*WORK TO COMPLETE:* In the listing below, locate the lines that hold "marker" and copy them.
═══ PROVIDED ENTRIES ═══
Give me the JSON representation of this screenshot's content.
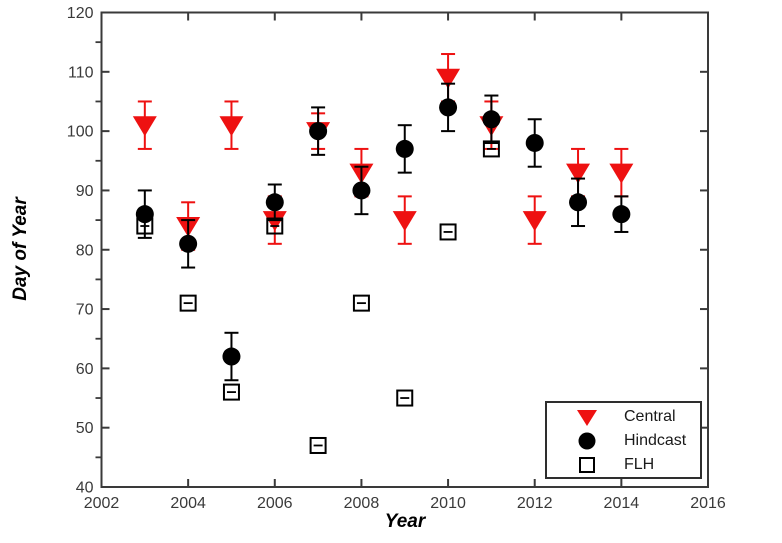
{
  "window": {
    "background": "#ffffff"
  },
  "chart_data": {
    "type": "scatter",
    "title": "",
    "xlabel": "Year",
    "ylabel": "Day of Year",
    "xlim": [
      2002,
      2016
    ],
    "ylim": [
      40,
      120
    ],
    "x_ticks": [
      2002,
      2004,
      2006,
      2008,
      2010,
      2012,
      2014,
      2016
    ],
    "y_ticks": [
      40,
      50,
      60,
      70,
      80,
      90,
      100,
      110,
      120
    ],
    "y_minor_ticks": [
      45,
      55,
      65,
      75,
      85,
      95,
      105,
      115
    ],
    "grid": false,
    "axis_color": "#3a3a3a",
    "tick_label_color": "#3a3a3a",
    "legend": {
      "position": "lower-right",
      "border_color": "#2e2e2e"
    },
    "series": [
      {
        "name": "Central",
        "marker": "triangle-down-filled",
        "color": "#ee1111",
        "x": [
          2003,
          2004,
          2005,
          2006,
          2007,
          2008,
          2009,
          2010,
          2011,
          2012,
          2013,
          2014
        ],
        "y": [
          101,
          84,
          101,
          85,
          100,
          93,
          85,
          109,
          101,
          85,
          93,
          93
        ],
        "yerr": [
          4,
          4,
          4,
          4,
          3,
          4,
          4,
          4,
          4,
          4,
          4,
          4
        ]
      },
      {
        "name": "Hindcast",
        "marker": "circle-filled",
        "color": "#000000",
        "x": [
          2003,
          2004,
          2005,
          2006,
          2007,
          2008,
          2009,
          2010,
          2011,
          2012,
          2013,
          2014
        ],
        "y": [
          86,
          81,
          62,
          88,
          100,
          90,
          97,
          104,
          102,
          98,
          88,
          86
        ],
        "yerr": [
          4,
          4,
          4,
          3,
          4,
          4,
          4,
          4,
          4,
          4,
          4,
          3
        ]
      },
      {
        "name": "FLH",
        "marker": "square-open",
        "color": "#000000",
        "x": [
          2003,
          2004,
          2005,
          2006,
          2007,
          2008,
          2009,
          2010,
          2011
        ],
        "y": [
          84,
          71,
          56,
          84,
          47,
          71,
          55,
          83,
          97
        ],
        "yerr": [
          0.5,
          0.5,
          0.5,
          0.5,
          0.5,
          0.5,
          0.5,
          0.5,
          0.5
        ]
      }
    ]
  }
}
═══
*EXPECTED ANSWER:*
        "marker": "triangle-down-filled",
        "marker": "circle-filled",
        "marker": "square-open",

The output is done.